◆ **Objective**:
Write out all records as given; omit images.

───── Given data

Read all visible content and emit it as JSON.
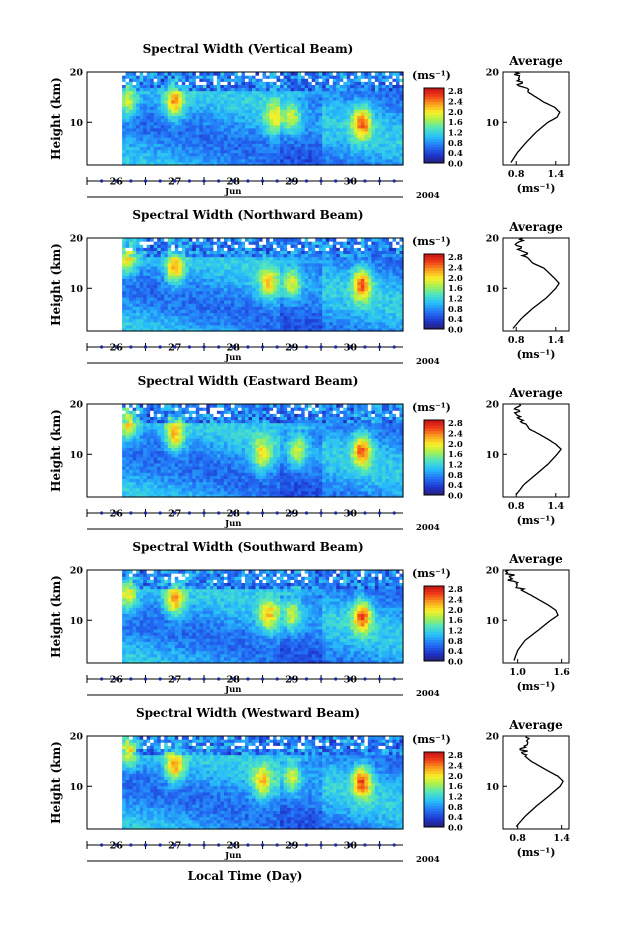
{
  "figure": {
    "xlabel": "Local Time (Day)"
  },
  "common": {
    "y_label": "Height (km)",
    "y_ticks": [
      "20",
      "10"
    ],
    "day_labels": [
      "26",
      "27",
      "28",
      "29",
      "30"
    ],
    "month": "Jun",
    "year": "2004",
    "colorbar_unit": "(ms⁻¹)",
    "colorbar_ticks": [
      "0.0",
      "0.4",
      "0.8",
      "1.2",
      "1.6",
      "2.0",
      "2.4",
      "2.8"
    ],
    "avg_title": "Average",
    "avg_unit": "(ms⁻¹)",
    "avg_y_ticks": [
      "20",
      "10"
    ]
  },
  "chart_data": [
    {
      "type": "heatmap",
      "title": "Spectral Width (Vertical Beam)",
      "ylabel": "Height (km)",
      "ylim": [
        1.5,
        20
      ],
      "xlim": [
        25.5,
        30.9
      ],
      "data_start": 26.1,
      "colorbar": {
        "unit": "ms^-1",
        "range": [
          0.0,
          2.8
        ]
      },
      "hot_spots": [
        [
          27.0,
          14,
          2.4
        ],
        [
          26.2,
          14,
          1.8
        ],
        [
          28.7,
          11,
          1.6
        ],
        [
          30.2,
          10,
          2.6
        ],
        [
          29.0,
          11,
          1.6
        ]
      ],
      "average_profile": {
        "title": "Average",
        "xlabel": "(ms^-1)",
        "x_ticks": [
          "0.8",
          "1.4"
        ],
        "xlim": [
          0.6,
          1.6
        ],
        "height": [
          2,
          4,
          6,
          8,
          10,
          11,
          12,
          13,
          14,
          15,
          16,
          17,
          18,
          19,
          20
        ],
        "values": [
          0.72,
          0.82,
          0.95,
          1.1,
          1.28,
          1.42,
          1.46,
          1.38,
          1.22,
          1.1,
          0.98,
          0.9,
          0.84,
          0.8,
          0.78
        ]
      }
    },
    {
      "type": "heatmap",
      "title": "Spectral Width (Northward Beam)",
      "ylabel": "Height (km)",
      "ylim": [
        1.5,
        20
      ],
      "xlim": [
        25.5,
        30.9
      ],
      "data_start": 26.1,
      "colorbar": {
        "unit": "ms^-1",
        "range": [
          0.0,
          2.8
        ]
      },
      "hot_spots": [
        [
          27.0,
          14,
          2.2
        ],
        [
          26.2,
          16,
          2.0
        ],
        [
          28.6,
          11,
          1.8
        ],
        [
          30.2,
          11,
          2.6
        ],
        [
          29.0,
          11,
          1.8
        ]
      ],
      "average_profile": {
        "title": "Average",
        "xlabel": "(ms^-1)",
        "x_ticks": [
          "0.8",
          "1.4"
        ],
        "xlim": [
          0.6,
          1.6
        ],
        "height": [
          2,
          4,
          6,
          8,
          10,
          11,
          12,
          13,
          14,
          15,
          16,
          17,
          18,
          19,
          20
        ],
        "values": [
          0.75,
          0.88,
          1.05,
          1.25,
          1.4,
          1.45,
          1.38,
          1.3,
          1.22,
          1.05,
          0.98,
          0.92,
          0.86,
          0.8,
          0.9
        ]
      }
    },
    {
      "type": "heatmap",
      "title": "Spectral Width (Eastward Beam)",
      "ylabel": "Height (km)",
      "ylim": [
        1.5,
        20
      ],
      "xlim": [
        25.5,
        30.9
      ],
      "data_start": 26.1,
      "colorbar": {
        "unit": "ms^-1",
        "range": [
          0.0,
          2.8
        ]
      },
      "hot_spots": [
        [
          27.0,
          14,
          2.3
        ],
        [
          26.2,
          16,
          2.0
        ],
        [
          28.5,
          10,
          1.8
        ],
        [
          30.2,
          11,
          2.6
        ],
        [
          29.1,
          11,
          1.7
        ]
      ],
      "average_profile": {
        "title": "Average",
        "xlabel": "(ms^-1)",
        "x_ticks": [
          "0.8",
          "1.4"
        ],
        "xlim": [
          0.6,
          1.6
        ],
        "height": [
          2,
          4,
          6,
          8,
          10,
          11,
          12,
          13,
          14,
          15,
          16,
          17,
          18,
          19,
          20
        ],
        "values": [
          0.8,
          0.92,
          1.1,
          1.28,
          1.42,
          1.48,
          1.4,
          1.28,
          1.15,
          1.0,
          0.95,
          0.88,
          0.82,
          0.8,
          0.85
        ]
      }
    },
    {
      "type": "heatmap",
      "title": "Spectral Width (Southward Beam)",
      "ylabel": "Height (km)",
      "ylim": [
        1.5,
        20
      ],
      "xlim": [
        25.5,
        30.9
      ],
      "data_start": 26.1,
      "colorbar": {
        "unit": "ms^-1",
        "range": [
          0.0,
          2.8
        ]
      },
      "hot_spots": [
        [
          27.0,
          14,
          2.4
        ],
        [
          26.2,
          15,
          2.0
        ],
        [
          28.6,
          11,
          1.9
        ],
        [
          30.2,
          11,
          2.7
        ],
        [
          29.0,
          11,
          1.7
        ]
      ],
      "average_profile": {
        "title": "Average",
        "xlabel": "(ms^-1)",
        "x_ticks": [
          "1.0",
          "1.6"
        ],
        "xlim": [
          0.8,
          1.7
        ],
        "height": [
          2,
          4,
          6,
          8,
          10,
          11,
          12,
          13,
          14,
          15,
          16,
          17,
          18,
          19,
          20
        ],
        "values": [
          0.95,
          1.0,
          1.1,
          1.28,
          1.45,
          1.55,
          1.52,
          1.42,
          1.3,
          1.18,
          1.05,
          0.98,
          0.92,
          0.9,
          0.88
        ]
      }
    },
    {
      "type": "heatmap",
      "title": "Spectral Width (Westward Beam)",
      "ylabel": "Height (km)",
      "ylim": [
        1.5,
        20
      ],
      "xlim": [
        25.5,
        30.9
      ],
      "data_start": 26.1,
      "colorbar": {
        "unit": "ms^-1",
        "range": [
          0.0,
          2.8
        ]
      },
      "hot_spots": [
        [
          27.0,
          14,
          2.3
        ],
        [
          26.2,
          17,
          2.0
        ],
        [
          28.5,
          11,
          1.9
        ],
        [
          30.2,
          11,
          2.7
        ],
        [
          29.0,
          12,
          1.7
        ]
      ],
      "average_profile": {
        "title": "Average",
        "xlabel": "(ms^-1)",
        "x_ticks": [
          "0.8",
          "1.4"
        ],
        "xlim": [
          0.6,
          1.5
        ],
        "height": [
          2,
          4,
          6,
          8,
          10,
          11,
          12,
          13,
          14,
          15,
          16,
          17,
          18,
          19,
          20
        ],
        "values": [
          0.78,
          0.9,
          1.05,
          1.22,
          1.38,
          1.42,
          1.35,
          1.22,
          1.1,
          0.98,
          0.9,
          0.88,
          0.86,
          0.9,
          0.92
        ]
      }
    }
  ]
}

──────────

◆ **Reply to the exercise**:
Read all visible content and emit it as JSON.
{
  "figure": {
    "xlabel": "Local Time (Day)"
  },
  "common": {
    "y_label": "Height (km)",
    "y_ticks": [
      "20",
      "10"
    ],
    "day_labels": [
      "26",
      "27",
      "28",
      "29",
      "30"
    ],
    "month": "Jun",
    "year": "2004",
    "colorbar_unit": "(ms⁻¹)",
    "colorbar_ticks": [
      "0.0",
      "0.4",
      "0.8",
      "1.2",
      "1.6",
      "2.0",
      "2.4",
      "2.8"
    ],
    "avg_title": "Average",
    "avg_unit": "(ms⁻¹)",
    "avg_y_ticks": [
      "20",
      "10"
    ]
  },
  "chart_data": [
    {
      "type": "heatmap",
      "title": "Spectral Width (Vertical Beam)",
      "ylabel": "Height (km)",
      "ylim": [
        1.5,
        20
      ],
      "xlim": [
        25.5,
        30.9
      ],
      "data_start": 26.1,
      "colorbar": {
        "unit": "ms^-1",
        "range": [
          0.0,
          2.8
        ]
      },
      "hot_spots": [
        [
          27.0,
          14,
          2.4
        ],
        [
          26.2,
          14,
          1.8
        ],
        [
          28.7,
          11,
          1.6
        ],
        [
          30.2,
          10,
          2.6
        ],
        [
          29.0,
          11,
          1.6
        ]
      ],
      "average_profile": {
        "title": "Average",
        "xlabel": "(ms^-1)",
        "x_ticks": [
          "0.8",
          "1.4"
        ],
        "xlim": [
          0.6,
          1.6
        ],
        "height": [
          2,
          4,
          6,
          8,
          10,
          11,
          12,
          13,
          14,
          15,
          16,
          17,
          18,
          19,
          20
        ],
        "values": [
          0.72,
          0.82,
          0.95,
          1.1,
          1.28,
          1.42,
          1.46,
          1.38,
          1.22,
          1.1,
          0.98,
          0.9,
          0.84,
          0.8,
          0.78
        ]
      }
    },
    {
      "type": "heatmap",
      "title": "Spectral Width (Northward Beam)",
      "ylabel": "Height (km)",
      "ylim": [
        1.5,
        20
      ],
      "xlim": [
        25.5,
        30.9
      ],
      "data_start": 26.1,
      "colorbar": {
        "unit": "ms^-1",
        "range": [
          0.0,
          2.8
        ]
      },
      "hot_spots": [
        [
          27.0,
          14,
          2.2
        ],
        [
          26.2,
          16,
          2.0
        ],
        [
          28.6,
          11,
          1.8
        ],
        [
          30.2,
          11,
          2.6
        ],
        [
          29.0,
          11,
          1.8
        ]
      ],
      "average_profile": {
        "title": "Average",
        "xlabel": "(ms^-1)",
        "x_ticks": [
          "0.8",
          "1.4"
        ],
        "xlim": [
          0.6,
          1.6
        ],
        "height": [
          2,
          4,
          6,
          8,
          10,
          11,
          12,
          13,
          14,
          15,
          16,
          17,
          18,
          19,
          20
        ],
        "values": [
          0.75,
          0.88,
          1.05,
          1.25,
          1.4,
          1.45,
          1.38,
          1.3,
          1.22,
          1.05,
          0.98,
          0.92,
          0.86,
          0.8,
          0.9
        ]
      }
    },
    {
      "type": "heatmap",
      "title": "Spectral Width (Eastward Beam)",
      "ylabel": "Height (km)",
      "ylim": [
        1.5,
        20
      ],
      "xlim": [
        25.5,
        30.9
      ],
      "data_start": 26.1,
      "colorbar": {
        "unit": "ms^-1",
        "range": [
          0.0,
          2.8
        ]
      },
      "hot_spots": [
        [
          27.0,
          14,
          2.3
        ],
        [
          26.2,
          16,
          2.0
        ],
        [
          28.5,
          10,
          1.8
        ],
        [
          30.2,
          11,
          2.6
        ],
        [
          29.1,
          11,
          1.7
        ]
      ],
      "average_profile": {
        "title": "Average",
        "xlabel": "(ms^-1)",
        "x_ticks": [
          "0.8",
          "1.4"
        ],
        "xlim": [
          0.6,
          1.6
        ],
        "height": [
          2,
          4,
          6,
          8,
          10,
          11,
          12,
          13,
          14,
          15,
          16,
          17,
          18,
          19,
          20
        ],
        "values": [
          0.8,
          0.92,
          1.1,
          1.28,
          1.42,
          1.48,
          1.4,
          1.28,
          1.15,
          1.0,
          0.95,
          0.88,
          0.82,
          0.8,
          0.85
        ]
      }
    },
    {
      "type": "heatmap",
      "title": "Spectral Width (Southward Beam)",
      "ylabel": "Height (km)",
      "ylim": [
        1.5,
        20
      ],
      "xlim": [
        25.5,
        30.9
      ],
      "data_start": 26.1,
      "colorbar": {
        "unit": "ms^-1",
        "range": [
          0.0,
          2.8
        ]
      },
      "hot_spots": [
        [
          27.0,
          14,
          2.4
        ],
        [
          26.2,
          15,
          2.0
        ],
        [
          28.6,
          11,
          1.9
        ],
        [
          30.2,
          11,
          2.7
        ],
        [
          29.0,
          11,
          1.7
        ]
      ],
      "average_profile": {
        "title": "Average",
        "xlabel": "(ms^-1)",
        "x_ticks": [
          "1.0",
          "1.6"
        ],
        "xlim": [
          0.8,
          1.7
        ],
        "height": [
          2,
          4,
          6,
          8,
          10,
          11,
          12,
          13,
          14,
          15,
          16,
          17,
          18,
          19,
          20
        ],
        "values": [
          0.95,
          1.0,
          1.1,
          1.28,
          1.45,
          1.55,
          1.52,
          1.42,
          1.3,
          1.18,
          1.05,
          0.98,
          0.92,
          0.9,
          0.88
        ]
      }
    },
    {
      "type": "heatmap",
      "title": "Spectral Width (Westward Beam)",
      "ylabel": "Height (km)",
      "ylim": [
        1.5,
        20
      ],
      "xlim": [
        25.5,
        30.9
      ],
      "data_start": 26.1,
      "colorbar": {
        "unit": "ms^-1",
        "range": [
          0.0,
          2.8
        ]
      },
      "hot_spots": [
        [
          27.0,
          14,
          2.3
        ],
        [
          26.2,
          17,
          2.0
        ],
        [
          28.5,
          11,
          1.9
        ],
        [
          30.2,
          11,
          2.7
        ],
        [
          29.0,
          12,
          1.7
        ]
      ],
      "average_profile": {
        "title": "Average",
        "xlabel": "(ms^-1)",
        "x_ticks": [
          "0.8",
          "1.4"
        ],
        "xlim": [
          0.6,
          1.5
        ],
        "height": [
          2,
          4,
          6,
          8,
          10,
          11,
          12,
          13,
          14,
          15,
          16,
          17,
          18,
          19,
          20
        ],
        "values": [
          0.78,
          0.9,
          1.05,
          1.22,
          1.38,
          1.42,
          1.35,
          1.22,
          1.1,
          0.98,
          0.9,
          0.88,
          0.86,
          0.9,
          0.92
        ]
      }
    }
  ]
}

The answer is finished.